Working data:
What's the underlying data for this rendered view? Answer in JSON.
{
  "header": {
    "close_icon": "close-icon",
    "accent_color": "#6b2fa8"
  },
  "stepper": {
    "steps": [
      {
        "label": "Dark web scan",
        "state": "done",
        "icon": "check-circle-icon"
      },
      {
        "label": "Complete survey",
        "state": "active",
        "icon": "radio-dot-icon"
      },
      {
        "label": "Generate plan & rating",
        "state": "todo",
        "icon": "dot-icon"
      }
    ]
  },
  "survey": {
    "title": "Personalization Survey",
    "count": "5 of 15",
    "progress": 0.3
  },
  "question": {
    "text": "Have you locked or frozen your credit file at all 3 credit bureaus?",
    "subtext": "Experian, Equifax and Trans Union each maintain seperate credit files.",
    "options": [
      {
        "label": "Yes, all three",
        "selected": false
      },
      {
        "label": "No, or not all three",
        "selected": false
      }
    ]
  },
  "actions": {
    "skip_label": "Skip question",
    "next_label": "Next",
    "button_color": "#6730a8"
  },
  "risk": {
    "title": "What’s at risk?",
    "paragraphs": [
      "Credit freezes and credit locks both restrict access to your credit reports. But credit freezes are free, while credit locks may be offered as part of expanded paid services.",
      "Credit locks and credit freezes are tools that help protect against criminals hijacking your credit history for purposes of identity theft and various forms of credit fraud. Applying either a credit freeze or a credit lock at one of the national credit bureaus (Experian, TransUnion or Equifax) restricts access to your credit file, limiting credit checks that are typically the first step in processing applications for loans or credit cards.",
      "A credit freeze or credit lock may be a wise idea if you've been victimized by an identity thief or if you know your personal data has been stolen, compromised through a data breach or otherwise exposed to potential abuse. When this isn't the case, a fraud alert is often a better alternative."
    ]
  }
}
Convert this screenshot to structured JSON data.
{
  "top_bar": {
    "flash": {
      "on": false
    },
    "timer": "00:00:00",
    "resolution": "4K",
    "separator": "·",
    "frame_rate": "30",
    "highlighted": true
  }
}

Task description: Copy each line of the listing that includes "JSON".

Exercise answer:
What's the underlying data for this rendered view? Answer in JSON.
Convert this screenshot to structured JSON data.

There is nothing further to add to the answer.